(Dataset excerpt)
######

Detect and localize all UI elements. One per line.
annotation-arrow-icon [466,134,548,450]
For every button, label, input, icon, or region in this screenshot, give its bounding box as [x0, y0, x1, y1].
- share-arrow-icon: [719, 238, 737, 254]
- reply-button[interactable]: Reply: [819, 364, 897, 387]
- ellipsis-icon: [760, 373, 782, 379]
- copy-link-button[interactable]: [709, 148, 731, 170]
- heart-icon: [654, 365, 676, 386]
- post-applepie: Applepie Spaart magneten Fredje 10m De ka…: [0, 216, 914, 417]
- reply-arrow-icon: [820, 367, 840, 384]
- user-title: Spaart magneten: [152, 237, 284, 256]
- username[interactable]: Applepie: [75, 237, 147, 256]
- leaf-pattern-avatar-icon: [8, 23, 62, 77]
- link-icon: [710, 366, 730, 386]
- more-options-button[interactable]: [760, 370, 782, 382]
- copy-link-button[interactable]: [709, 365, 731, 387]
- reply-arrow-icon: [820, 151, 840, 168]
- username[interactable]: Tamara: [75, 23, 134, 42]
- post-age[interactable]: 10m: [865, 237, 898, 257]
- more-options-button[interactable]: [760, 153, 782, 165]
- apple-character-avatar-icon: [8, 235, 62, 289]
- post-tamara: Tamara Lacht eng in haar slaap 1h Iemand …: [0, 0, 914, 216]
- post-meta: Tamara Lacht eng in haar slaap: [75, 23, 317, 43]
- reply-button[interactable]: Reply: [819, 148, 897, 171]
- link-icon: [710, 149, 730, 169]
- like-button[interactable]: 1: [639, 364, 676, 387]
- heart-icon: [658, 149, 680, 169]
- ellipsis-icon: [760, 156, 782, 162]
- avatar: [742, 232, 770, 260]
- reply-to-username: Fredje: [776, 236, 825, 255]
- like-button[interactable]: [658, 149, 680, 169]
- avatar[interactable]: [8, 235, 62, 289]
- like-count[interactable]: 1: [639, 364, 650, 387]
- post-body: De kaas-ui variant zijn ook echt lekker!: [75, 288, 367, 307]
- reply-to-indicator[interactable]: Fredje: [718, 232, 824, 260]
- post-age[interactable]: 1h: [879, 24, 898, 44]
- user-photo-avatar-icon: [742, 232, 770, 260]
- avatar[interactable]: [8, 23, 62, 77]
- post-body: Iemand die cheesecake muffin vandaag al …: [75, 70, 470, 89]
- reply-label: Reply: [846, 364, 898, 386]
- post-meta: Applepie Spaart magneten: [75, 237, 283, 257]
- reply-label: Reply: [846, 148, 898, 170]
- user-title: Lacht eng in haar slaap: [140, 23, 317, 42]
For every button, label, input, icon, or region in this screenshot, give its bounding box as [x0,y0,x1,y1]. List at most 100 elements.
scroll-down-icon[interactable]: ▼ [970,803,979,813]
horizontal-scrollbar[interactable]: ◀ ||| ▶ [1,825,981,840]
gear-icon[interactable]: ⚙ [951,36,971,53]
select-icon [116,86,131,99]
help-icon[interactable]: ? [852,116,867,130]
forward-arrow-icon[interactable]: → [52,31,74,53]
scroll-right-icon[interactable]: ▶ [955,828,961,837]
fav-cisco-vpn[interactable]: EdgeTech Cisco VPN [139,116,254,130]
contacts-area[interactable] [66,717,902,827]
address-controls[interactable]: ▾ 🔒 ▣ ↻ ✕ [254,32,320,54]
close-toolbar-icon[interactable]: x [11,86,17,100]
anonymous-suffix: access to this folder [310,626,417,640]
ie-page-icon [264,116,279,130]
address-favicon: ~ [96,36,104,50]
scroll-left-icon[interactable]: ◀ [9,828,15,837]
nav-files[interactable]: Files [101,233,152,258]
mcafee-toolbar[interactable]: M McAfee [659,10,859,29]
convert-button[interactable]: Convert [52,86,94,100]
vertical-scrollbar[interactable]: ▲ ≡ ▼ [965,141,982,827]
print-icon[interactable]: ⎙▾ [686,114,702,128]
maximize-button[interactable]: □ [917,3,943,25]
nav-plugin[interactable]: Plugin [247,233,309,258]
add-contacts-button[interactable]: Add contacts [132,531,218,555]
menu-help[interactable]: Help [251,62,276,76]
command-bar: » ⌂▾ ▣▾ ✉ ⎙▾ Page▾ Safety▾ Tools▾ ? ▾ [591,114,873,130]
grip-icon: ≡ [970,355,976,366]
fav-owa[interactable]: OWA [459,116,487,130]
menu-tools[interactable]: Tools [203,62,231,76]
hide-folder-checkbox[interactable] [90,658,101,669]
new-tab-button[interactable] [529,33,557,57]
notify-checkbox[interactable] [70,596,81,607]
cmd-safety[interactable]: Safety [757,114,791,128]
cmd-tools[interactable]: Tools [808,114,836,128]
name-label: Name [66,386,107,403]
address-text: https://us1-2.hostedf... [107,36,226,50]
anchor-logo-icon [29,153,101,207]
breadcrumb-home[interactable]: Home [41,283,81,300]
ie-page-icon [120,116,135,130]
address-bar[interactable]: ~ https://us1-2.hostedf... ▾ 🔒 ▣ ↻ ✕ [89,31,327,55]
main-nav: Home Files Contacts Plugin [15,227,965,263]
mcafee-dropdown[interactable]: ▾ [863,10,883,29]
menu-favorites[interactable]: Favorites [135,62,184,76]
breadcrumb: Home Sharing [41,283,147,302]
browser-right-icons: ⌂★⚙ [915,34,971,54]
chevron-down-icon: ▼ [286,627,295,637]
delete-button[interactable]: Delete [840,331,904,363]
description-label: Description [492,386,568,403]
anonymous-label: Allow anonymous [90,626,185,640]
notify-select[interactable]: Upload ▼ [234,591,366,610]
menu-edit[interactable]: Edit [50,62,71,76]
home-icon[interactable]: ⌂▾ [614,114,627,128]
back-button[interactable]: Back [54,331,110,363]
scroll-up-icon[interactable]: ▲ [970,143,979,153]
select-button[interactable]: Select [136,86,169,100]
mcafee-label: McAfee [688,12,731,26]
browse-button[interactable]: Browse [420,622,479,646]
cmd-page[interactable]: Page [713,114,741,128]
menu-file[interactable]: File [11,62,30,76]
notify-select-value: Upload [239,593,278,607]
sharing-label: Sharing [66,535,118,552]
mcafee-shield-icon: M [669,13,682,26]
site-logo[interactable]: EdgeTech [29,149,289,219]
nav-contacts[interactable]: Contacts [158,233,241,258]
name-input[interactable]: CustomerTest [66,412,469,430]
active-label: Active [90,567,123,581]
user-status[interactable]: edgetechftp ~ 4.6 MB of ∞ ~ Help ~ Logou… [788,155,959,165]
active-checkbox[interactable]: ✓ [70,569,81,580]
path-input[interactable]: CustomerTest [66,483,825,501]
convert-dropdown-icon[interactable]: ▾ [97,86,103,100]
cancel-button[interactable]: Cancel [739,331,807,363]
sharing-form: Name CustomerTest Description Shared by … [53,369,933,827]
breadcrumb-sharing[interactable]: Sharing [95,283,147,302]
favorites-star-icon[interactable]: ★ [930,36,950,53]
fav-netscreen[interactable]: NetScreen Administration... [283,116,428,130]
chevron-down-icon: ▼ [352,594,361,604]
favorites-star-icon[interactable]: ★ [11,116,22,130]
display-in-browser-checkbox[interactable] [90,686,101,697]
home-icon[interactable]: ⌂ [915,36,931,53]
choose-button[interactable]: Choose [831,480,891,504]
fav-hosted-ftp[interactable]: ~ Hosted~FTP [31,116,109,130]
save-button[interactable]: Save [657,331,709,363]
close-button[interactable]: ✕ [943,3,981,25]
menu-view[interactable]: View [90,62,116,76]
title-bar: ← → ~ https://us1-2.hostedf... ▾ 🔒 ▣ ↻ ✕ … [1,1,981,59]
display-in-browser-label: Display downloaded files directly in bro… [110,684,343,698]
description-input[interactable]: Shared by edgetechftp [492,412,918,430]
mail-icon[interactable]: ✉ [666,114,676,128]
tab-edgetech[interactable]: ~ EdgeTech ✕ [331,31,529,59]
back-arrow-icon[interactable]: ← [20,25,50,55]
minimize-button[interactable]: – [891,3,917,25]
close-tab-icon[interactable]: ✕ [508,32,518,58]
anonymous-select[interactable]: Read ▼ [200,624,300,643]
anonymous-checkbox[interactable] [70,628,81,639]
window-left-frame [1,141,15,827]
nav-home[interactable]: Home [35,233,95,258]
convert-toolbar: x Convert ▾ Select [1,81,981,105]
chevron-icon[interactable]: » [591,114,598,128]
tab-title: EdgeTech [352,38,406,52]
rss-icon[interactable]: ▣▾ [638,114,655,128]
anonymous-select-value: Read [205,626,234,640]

######

### What the exercise asks
Which lines of the data contain the word "username"? Find each one and copy it in full, treating uppercase and lowercase as different.

### Exercise output
- username[interactable]: Applepie: [75, 237, 147, 256]
- username[interactable]: Tamara: [75, 23, 134, 42]
- reply-to-username: Fredje: [776, 236, 825, 255]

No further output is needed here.